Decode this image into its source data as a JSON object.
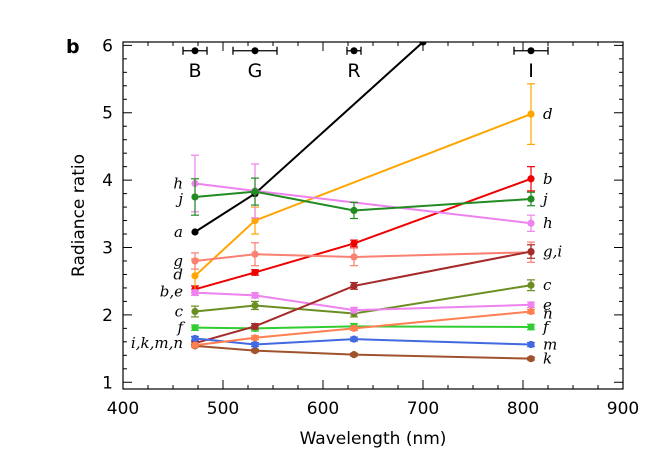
{
  "chart_data": {
    "type": "line",
    "panel_label": "b",
    "xlabel": "Wavelength (nm)",
    "ylabel": "Radiance ratio",
    "xlim": [
      400,
      900
    ],
    "ylim": [
      0.9,
      6.05
    ],
    "x_ticks": [
      400,
      500,
      600,
      700,
      800,
      900
    ],
    "y_ticks": [
      1,
      2,
      3,
      4,
      5,
      6
    ],
    "grid": false,
    "bands": [
      {
        "label": "B",
        "x": 472,
        "xerr": 12
      },
      {
        "label": "G",
        "x": 532,
        "xerr": 22
      },
      {
        "label": "R",
        "x": 631,
        "xerr": 7
      },
      {
        "label": "I",
        "x": 808,
        "xerr": 17
      }
    ],
    "band_y": 5.92,
    "series": [
      {
        "label": "a",
        "color": "#000000",
        "x": [
          472,
          532,
          700
        ],
        "y": [
          3.23,
          3.8,
          6.05
        ],
        "err": [
          0,
          0,
          0
        ],
        "label_side": "left"
      },
      {
        "label": "b",
        "color": "#ee0000",
        "x": [
          472,
          532,
          631,
          808
        ],
        "y": [
          2.38,
          2.63,
          3.06,
          4.02
        ],
        "err": [
          0.05,
          0.04,
          0.05,
          0.18
        ],
        "label_side": "both",
        "left_label": "b,e",
        "right_label": "b"
      },
      {
        "label": "c",
        "color": "#6b8e23",
        "x": [
          472,
          532,
          631,
          808
        ],
        "y": [
          2.05,
          2.14,
          2.02,
          2.44
        ],
        "err": [
          0.08,
          0.06,
          0.05,
          0.08
        ],
        "label_side": "both"
      },
      {
        "label": "d",
        "color": "#ffa500",
        "x": [
          472,
          532,
          808
        ],
        "y": [
          2.58,
          3.4,
          4.98
        ],
        "err": [
          0.25,
          0.2,
          0.45
        ],
        "label_side": "both"
      },
      {
        "label": "e",
        "color": "#ee82ee",
        "x": [
          472,
          532,
          631,
          808
        ],
        "y": [
          2.33,
          2.29,
          2.07,
          2.15
        ],
        "err": [
          0.04,
          0.04,
          0.04,
          0.04
        ],
        "label_side": "right"
      },
      {
        "label": "f",
        "color": "#32cd32",
        "x": [
          472,
          532,
          631,
          808
        ],
        "y": [
          1.81,
          1.8,
          1.83,
          1.82
        ],
        "err": [
          0.04,
          0.04,
          0.04,
          0.04
        ],
        "label_side": "both"
      },
      {
        "label": "g",
        "color": "#fa8072",
        "x": [
          472,
          532,
          631,
          808
        ],
        "y": [
          2.8,
          2.9,
          2.86,
          2.93
        ],
        "err": [
          0.12,
          0.17,
          0.13,
          0.15
        ],
        "label_side": "left",
        "right_label": "g,i"
      },
      {
        "label": "h",
        "color": "#ee82ee",
        "x": [
          472,
          532,
          808
        ],
        "y": [
          3.95,
          3.84,
          3.36
        ],
        "err": [
          0.42,
          0.4,
          0.12
        ],
        "label_side": "both"
      },
      {
        "label": "i",
        "color": "#a52a2a",
        "x": [
          472,
          532,
          631,
          808
        ],
        "y": [
          1.58,
          1.83,
          2.43,
          2.94
        ],
        "err": [
          0.03,
          0.04,
          0.05,
          0.1
        ],
        "label_side": "none"
      },
      {
        "label": "j",
        "color": "#228b22",
        "x": [
          472,
          532,
          631,
          808
        ],
        "y": [
          3.75,
          3.83,
          3.55,
          3.72
        ],
        "err": [
          0.27,
          0.2,
          0.12,
          0.1
        ],
        "label_side": "both"
      },
      {
        "label": "k",
        "color": "#a0522d",
        "x": [
          472,
          532,
          631,
          808
        ],
        "y": [
          1.54,
          1.47,
          1.41,
          1.35
        ],
        "err": [
          0.02,
          0.02,
          0.02,
          0.02
        ],
        "label_side": "right"
      },
      {
        "label": "m",
        "color": "#4169e1",
        "x": [
          472,
          532,
          631,
          808
        ],
        "y": [
          1.65,
          1.56,
          1.64,
          1.56
        ],
        "err": [
          0.03,
          0.03,
          0.03,
          0.03
        ],
        "label_side": "right"
      },
      {
        "label": "n",
        "color": "#ff7f50",
        "x": [
          472,
          532,
          631,
          808
        ],
        "y": [
          1.55,
          1.66,
          1.8,
          2.05
        ],
        "err": [
          0.03,
          0.03,
          0.03,
          0.03
        ],
        "label_side": "right",
        "left_label": "i,k,m,n"
      }
    ]
  }
}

WHAT TO DO
Make an exact copy of every record, pictures excluded.

REPLY
Decode this image into its source data as a JSON object.
{
  "chart_data": {
    "type": "line",
    "panel_label": "b",
    "xlabel": "Wavelength (nm)",
    "ylabel": "Radiance ratio",
    "xlim": [
      400,
      900
    ],
    "ylim": [
      0.9,
      6.05
    ],
    "x_ticks": [
      400,
      500,
      600,
      700,
      800,
      900
    ],
    "y_ticks": [
      1,
      2,
      3,
      4,
      5,
      6
    ],
    "grid": false,
    "bands": [
      {
        "label": "B",
        "x": 472,
        "xerr": 12
      },
      {
        "label": "G",
        "x": 532,
        "xerr": 22
      },
      {
        "label": "R",
        "x": 631,
        "xerr": 7
      },
      {
        "label": "I",
        "x": 808,
        "xerr": 17
      }
    ],
    "band_y": 5.92,
    "series": [
      {
        "label": "a",
        "color": "#000000",
        "x": [
          472,
          532,
          700
        ],
        "y": [
          3.23,
          3.8,
          6.05
        ],
        "err": [
          0,
          0,
          0
        ],
        "label_side": "left"
      },
      {
        "label": "b",
        "color": "#ee0000",
        "x": [
          472,
          532,
          631,
          808
        ],
        "y": [
          2.38,
          2.63,
          3.06,
          4.02
        ],
        "err": [
          0.05,
          0.04,
          0.05,
          0.18
        ],
        "label_side": "both",
        "left_label": "b,e",
        "right_label": "b"
      },
      {
        "label": "c",
        "color": "#6b8e23",
        "x": [
          472,
          532,
          631,
          808
        ],
        "y": [
          2.05,
          2.14,
          2.02,
          2.44
        ],
        "err": [
          0.08,
          0.06,
          0.05,
          0.08
        ],
        "label_side": "both"
      },
      {
        "label": "d",
        "color": "#ffa500",
        "x": [
          472,
          532,
          808
        ],
        "y": [
          2.58,
          3.4,
          4.98
        ],
        "err": [
          0.25,
          0.2,
          0.45
        ],
        "label_side": "both"
      },
      {
        "label": "e",
        "color": "#ee82ee",
        "x": [
          472,
          532,
          631,
          808
        ],
        "y": [
          2.33,
          2.29,
          2.07,
          2.15
        ],
        "err": [
          0.04,
          0.04,
          0.04,
          0.04
        ],
        "label_side": "right"
      },
      {
        "label": "f",
        "color": "#32cd32",
        "x": [
          472,
          532,
          631,
          808
        ],
        "y": [
          1.81,
          1.8,
          1.83,
          1.82
        ],
        "err": [
          0.04,
          0.04,
          0.04,
          0.04
        ],
        "label_side": "both"
      },
      {
        "label": "g",
        "color": "#fa8072",
        "x": [
          472,
          532,
          631,
          808
        ],
        "y": [
          2.8,
          2.9,
          2.86,
          2.93
        ],
        "err": [
          0.12,
          0.17,
          0.13,
          0.15
        ],
        "label_side": "left",
        "right_label": "g,i"
      },
      {
        "label": "h",
        "color": "#ee82ee",
        "x": [
          472,
          532,
          808
        ],
        "y": [
          3.95,
          3.84,
          3.36
        ],
        "err": [
          0.42,
          0.4,
          0.12
        ],
        "label_side": "both"
      },
      {
        "label": "i",
        "color": "#a52a2a",
        "x": [
          472,
          532,
          631,
          808
        ],
        "y": [
          1.58,
          1.83,
          2.43,
          2.94
        ],
        "err": [
          0.03,
          0.04,
          0.05,
          0.1
        ],
        "label_side": "none"
      },
      {
        "label": "j",
        "color": "#228b22",
        "x": [
          472,
          532,
          631,
          808
        ],
        "y": [
          3.75,
          3.83,
          3.55,
          3.72
        ],
        "err": [
          0.27,
          0.2,
          0.12,
          0.1
        ],
        "label_side": "both"
      },
      {
        "label": "k",
        "color": "#a0522d",
        "x": [
          472,
          532,
          631,
          808
        ],
        "y": [
          1.54,
          1.47,
          1.41,
          1.35
        ],
        "err": [
          0.02,
          0.02,
          0.02,
          0.02
        ],
        "label_side": "right"
      },
      {
        "label": "m",
        "color": "#4169e1",
        "x": [
          472,
          532,
          631,
          808
        ],
        "y": [
          1.65,
          1.56,
          1.64,
          1.56
        ],
        "err": [
          0.03,
          0.03,
          0.03,
          0.03
        ],
        "label_side": "right"
      },
      {
        "label": "n",
        "color": "#ff7f50",
        "x": [
          472,
          532,
          631,
          808
        ],
        "y": [
          1.55,
          1.66,
          1.8,
          2.05
        ],
        "err": [
          0.03,
          0.03,
          0.03,
          0.03
        ],
        "label_side": "right",
        "left_label": "i,k,m,n"
      }
    ]
  }
}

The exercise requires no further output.